▸ JOB: State only the number of lines that include "CERVEJA".

** Start RECORDS FOR THE EXERCISE **

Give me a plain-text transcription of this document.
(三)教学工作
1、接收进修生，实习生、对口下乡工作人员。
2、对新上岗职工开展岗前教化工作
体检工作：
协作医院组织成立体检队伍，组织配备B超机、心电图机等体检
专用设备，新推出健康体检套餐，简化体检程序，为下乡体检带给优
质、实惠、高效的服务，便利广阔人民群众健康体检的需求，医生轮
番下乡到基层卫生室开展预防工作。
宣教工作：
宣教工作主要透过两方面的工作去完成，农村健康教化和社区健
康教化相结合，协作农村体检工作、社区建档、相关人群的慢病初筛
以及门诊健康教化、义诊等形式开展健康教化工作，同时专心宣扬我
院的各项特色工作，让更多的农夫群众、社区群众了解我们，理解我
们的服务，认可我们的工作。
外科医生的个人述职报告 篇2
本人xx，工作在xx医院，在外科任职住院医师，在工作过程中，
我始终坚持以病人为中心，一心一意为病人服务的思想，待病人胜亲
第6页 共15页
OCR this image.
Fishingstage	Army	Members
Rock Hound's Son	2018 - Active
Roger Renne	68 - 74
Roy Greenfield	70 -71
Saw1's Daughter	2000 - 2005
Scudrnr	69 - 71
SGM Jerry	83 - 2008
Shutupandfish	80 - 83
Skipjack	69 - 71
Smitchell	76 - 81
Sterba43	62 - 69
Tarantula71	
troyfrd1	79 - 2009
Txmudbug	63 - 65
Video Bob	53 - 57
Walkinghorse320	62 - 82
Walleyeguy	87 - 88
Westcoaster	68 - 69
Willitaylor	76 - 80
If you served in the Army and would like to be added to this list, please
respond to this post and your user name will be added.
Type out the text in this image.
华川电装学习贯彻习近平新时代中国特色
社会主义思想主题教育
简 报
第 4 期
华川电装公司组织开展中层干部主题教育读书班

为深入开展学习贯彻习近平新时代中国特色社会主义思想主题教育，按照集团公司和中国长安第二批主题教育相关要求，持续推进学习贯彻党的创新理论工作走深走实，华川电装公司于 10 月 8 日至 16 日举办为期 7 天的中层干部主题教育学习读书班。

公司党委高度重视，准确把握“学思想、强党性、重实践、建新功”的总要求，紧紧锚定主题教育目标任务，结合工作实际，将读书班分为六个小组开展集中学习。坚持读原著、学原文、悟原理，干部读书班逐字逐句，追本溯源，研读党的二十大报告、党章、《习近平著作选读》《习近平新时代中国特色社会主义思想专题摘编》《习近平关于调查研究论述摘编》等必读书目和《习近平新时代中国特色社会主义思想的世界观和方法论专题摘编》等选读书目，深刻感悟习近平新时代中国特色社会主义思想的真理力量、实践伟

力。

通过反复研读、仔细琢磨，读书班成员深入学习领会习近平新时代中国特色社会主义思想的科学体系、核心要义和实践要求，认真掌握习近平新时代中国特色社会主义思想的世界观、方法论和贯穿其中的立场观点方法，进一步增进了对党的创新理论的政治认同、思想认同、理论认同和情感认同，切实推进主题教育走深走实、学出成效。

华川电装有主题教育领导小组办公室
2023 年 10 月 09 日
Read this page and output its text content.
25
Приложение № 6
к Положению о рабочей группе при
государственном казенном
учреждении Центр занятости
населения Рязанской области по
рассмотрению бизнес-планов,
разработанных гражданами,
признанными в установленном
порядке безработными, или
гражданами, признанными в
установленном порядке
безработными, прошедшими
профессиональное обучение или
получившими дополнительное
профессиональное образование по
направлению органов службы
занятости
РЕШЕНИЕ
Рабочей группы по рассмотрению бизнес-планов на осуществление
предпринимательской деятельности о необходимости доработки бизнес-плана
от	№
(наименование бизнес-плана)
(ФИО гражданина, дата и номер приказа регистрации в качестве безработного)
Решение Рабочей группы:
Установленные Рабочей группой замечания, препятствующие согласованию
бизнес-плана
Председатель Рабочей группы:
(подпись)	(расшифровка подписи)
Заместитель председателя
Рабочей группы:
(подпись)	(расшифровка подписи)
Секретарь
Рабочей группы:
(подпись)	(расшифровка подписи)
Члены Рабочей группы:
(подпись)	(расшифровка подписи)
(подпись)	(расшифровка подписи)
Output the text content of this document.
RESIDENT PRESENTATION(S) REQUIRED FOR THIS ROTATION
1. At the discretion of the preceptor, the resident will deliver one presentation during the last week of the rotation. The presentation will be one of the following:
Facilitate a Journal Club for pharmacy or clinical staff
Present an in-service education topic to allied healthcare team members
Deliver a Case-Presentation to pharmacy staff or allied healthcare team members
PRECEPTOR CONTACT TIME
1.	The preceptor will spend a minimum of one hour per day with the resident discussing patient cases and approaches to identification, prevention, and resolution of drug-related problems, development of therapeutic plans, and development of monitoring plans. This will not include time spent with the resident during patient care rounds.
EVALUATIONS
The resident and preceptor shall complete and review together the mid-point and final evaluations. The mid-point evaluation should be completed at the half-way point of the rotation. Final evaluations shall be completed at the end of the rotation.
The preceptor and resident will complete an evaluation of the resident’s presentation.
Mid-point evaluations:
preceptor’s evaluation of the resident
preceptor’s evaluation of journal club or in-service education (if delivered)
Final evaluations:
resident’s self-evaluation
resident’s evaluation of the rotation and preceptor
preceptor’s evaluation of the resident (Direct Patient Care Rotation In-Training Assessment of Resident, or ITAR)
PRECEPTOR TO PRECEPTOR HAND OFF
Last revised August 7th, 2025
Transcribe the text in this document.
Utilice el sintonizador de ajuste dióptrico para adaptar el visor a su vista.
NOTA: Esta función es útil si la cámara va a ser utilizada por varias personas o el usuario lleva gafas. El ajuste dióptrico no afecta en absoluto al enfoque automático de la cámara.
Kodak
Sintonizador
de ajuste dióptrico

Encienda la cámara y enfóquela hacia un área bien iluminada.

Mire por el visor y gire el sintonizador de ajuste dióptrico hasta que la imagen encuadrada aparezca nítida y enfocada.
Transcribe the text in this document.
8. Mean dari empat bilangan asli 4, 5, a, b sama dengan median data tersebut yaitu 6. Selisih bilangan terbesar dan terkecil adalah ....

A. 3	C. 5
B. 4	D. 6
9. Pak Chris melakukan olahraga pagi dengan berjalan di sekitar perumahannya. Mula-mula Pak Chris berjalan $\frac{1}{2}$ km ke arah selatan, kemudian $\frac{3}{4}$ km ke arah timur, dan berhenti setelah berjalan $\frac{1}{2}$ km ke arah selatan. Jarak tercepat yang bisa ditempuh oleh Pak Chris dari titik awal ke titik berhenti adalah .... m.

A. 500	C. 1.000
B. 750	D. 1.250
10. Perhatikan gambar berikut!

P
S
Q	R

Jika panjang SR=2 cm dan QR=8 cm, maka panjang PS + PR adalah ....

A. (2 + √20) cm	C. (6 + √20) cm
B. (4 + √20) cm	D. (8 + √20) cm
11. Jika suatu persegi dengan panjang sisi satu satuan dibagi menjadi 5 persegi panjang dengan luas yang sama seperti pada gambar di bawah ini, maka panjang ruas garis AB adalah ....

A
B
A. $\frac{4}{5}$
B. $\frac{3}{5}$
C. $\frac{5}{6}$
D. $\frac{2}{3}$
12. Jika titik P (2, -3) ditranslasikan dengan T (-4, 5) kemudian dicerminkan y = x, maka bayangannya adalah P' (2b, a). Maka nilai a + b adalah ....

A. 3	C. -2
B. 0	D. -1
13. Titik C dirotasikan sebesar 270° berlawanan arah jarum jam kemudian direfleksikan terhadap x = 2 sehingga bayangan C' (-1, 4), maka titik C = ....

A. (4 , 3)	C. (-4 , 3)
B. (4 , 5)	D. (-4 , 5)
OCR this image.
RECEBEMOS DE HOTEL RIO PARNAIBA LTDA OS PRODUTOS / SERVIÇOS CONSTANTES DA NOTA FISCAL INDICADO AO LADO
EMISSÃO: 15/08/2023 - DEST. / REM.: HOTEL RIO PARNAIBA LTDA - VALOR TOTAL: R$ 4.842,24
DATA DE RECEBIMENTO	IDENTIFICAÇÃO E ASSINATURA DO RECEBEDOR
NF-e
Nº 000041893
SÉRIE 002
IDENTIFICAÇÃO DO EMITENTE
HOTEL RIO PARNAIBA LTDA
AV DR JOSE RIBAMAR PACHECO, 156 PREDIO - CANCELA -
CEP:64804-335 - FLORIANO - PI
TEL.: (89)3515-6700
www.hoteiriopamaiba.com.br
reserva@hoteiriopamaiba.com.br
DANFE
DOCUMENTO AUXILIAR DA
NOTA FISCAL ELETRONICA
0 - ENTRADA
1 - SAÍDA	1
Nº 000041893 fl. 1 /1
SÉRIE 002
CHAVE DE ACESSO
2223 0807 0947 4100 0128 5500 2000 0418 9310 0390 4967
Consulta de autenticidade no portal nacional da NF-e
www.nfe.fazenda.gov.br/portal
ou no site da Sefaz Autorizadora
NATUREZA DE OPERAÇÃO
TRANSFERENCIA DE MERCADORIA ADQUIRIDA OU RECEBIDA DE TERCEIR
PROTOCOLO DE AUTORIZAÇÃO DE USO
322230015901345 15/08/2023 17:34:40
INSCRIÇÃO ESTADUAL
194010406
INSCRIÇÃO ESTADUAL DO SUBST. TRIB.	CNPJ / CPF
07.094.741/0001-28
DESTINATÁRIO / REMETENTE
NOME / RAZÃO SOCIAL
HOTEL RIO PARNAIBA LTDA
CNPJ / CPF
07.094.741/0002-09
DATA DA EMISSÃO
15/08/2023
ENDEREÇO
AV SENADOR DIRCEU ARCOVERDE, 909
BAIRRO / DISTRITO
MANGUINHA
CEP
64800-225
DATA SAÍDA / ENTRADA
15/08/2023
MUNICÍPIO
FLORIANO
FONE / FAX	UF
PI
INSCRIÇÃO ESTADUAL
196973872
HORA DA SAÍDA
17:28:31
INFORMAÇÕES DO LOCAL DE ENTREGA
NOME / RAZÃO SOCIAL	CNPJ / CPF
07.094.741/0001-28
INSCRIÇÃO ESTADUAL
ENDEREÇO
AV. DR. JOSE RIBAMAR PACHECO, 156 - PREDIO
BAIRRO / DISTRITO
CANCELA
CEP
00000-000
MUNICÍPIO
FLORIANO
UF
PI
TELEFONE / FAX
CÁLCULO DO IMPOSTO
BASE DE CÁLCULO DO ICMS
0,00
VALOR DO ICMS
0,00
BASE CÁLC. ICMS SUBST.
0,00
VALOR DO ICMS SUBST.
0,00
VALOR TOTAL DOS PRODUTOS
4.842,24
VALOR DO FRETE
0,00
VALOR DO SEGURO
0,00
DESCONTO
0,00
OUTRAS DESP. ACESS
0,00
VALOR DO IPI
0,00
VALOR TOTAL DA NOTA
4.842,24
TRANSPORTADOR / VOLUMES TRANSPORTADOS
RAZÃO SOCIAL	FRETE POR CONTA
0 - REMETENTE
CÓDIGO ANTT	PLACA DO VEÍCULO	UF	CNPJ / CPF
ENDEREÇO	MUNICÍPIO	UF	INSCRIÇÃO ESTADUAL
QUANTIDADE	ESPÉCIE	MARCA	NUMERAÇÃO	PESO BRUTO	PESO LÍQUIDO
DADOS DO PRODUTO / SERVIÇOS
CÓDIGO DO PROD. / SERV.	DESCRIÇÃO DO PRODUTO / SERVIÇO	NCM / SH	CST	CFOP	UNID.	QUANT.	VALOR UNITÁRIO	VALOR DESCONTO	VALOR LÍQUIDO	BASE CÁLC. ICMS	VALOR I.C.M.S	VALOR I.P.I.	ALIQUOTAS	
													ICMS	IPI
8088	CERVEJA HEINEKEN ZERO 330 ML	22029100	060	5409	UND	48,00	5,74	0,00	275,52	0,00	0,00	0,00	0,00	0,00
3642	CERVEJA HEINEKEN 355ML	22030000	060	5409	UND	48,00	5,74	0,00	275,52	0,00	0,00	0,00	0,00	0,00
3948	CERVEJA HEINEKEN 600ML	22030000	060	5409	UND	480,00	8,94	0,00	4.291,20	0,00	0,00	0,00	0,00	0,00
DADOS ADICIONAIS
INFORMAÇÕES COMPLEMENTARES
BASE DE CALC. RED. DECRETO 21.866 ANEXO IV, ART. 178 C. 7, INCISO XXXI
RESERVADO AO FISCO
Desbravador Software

** End RECORDS FOR THE EXERCISE **

▸ WRITTEN REPLY: 3